** START OF RECORD EXCERPTS **

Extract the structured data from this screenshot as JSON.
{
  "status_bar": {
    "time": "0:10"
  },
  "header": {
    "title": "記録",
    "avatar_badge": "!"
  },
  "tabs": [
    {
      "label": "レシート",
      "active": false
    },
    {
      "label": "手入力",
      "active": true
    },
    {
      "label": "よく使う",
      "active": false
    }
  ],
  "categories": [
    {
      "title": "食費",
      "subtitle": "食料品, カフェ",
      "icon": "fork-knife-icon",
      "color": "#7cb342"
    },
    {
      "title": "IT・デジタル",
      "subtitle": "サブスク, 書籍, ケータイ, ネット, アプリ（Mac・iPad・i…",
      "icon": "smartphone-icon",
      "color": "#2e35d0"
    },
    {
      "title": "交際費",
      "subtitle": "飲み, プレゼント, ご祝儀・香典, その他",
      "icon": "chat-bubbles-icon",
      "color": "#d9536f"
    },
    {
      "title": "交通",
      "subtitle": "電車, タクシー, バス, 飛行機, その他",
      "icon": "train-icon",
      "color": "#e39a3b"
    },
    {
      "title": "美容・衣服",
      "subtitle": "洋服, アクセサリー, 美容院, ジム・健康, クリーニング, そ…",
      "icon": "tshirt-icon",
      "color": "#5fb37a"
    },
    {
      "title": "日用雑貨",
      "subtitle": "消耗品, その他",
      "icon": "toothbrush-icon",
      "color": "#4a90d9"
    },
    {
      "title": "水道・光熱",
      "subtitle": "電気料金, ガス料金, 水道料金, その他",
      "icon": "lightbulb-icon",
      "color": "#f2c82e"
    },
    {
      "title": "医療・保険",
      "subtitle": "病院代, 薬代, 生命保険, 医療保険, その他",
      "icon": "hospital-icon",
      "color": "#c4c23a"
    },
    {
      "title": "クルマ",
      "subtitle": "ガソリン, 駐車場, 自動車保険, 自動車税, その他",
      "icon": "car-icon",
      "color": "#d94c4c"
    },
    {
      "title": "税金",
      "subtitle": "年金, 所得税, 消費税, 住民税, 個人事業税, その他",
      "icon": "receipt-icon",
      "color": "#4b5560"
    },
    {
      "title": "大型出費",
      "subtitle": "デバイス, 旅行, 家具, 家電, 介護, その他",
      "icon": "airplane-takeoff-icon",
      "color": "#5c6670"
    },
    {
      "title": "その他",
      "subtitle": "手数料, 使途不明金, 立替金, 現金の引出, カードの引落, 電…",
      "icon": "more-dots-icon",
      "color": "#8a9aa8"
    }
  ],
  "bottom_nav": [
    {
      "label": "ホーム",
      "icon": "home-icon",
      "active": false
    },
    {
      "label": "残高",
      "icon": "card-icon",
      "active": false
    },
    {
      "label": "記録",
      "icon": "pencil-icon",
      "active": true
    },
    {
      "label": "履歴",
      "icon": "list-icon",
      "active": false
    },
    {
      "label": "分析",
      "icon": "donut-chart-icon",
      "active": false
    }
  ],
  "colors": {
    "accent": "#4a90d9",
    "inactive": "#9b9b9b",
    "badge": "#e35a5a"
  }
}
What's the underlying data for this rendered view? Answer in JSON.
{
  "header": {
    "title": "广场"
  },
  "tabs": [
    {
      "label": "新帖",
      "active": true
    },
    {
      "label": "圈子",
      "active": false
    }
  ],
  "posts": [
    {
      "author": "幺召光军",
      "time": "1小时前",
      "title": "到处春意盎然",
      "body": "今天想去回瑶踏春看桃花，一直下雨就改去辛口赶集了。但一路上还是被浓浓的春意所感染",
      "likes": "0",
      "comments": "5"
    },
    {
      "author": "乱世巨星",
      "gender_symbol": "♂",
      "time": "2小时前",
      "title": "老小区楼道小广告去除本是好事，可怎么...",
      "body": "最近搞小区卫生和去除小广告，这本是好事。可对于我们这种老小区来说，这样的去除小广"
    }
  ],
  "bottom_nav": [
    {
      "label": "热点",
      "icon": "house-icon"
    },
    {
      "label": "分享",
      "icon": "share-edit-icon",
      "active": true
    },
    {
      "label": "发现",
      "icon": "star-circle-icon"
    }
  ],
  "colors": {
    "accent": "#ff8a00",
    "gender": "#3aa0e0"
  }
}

** END OF RECORD EXCERPTS **

- **PROBLEM**
Extract each line of the listing above, copying it word for word.

- **ANSWER IN FULL**
Extract the structured data from this screenshot as JSON.
{
  "status_bar": {
    "time": "0:10"
  },
  "header": {
    "title": "記録",
    "avatar_badge": "!"
  },
  "tabs": [
    {
      "label": "レシート",
      "active": false
    },
    {
      "label": "手入力",
      "active": true
    },
    {
      "label": "よく使う",
      "active": false
    }
  ],
  "categories": [
    {
      "title": "食費",
      "subtitle": "食料品, カフェ",
      "icon": "fork-knife-icon",
      "color": "#7cb342"
    },
    {
      "title": "IT・デジタル",
      "subtitle": "サブスク, 書籍, ケータイ, ネット, アプリ（Mac・iPad・i…",
      "icon": "smartphone-icon",
      "color": "#2e35d0"
    },
    {
      "title": "交際費",
      "subtitle": "飲み, プレゼント, ご祝儀・香典, その他",
      "icon": "chat-bubbles-icon",
      "color": "#d9536f"
    },
    {
      "title": "交通",
      "subtitle": "電車, タクシー, バス, 飛行機, その他",
      "icon": "train-icon",
      "color": "#e39a3b"
    },
    {
      "title": "美容・衣服",
      "subtitle": "洋服, アクセサリー, 美容院, ジム・健康, クリーニング, そ…",
      "icon": "tshirt-icon",
      "color": "#5fb37a"
    },
    {
      "title": "日用雑貨",
      "subtitle": "消耗品, その他",
      "icon": "toothbrush-icon",
      "color": "#4a90d9"
    },
    {
      "title": "水道・光熱",
      "subtitle": "電気料金, ガス料金, 水道料金, その他",
      "icon": "lightbulb-icon",
      "color": "#f2c82e"
    },
    {
      "title": "医療・保険",
      "subtitle": "病院代, 薬代, 生命保険, 医療保険, その他",
      "icon": "hospital-icon",
      "color": "#c4c23a"
    },
    {
      "title": "クルマ",
      "subtitle": "ガソリン, 駐車場, 自動車保険, 自動車税, その他",
      "icon": "car-icon",
      "color": "#d94c4c"
    },
    {
      "title": "税金",
      "subtitle": "年金, 所得税, 消費税, 住民税, 個人事業税, その他",
      "icon": "receipt-icon",
      "color": "#4b5560"
    },
    {
      "title": "大型出費",
      "subtitle": "デバイス, 旅行, 家具, 家電, 介護, その他",
      "icon": "airplane-takeoff-icon",
      "color": "#5c6670"
    },
    {
      "title": "その他",
      "subtitle": "手数料, 使途不明金, 立替金, 現金の引出, カードの引落, 電…",
      "icon": "more-dots-icon",
      "color": "#8a9aa8"
    }
  ],
  "bottom_nav": [
    {
      "label": "ホーム",
      "icon": "home-icon",
      "active": false
    },
    {
      "label": "残高",
      "icon": "card-icon",
      "active": false
    },
    {
      "label": "記録",
      "icon": "pencil-icon",
      "active": true
    },
    {
      "label": "履歴",
      "icon": "list-icon",
      "active": false
    },
    {
      "label": "分析",
      "icon": "donut-chart-icon",
      "active": false
    }
  ],
  "colors": {
    "accent": "#4a90d9",
    "inactive": "#9b9b9b",
    "badge": "#e35a5a"
  }
}
What's the underlying data for this rendered view? Answer in JSON.
{
  "header": {
    "title": "广场"
  },
  "tabs": [
    {
      "label": "新帖",
      "active": true
    },
    {
      "label": "圈子",
      "active": false
    }
  ],
  "posts": [
    {
      "author": "幺召光军",
      "time": "1小时前",
      "title": "到处春意盎然",
      "body": "今天想去回瑶踏春看桃花，一直下雨就改去辛口赶集了。但一路上还是被浓浓的春意所感染",
      "likes": "0",
      "comments": "5"
    },
    {
      "author": "乱世巨星",
      "gender_symbol": "♂",
      "time": "2小时前",
      "title": "老小区楼道小广告去除本是好事，可怎么...",
      "body": "最近搞小区卫生和去除小广告，这本是好事。可对于我们这种老小区来说，这样的去除小广"
    }
  ],
  "bottom_nav": [
    {
      "label": "热点",
      "icon": "house-icon"
    },
    {
      "label": "分享",
      "icon": "share-edit-icon",
      "active": true
    },
    {
      "label": "发现",
      "icon": "star-circle-icon"
    }
  ],
  "colors": {
    "accent": "#ff8a00",
    "gender": "#3aa0e0"
  }
}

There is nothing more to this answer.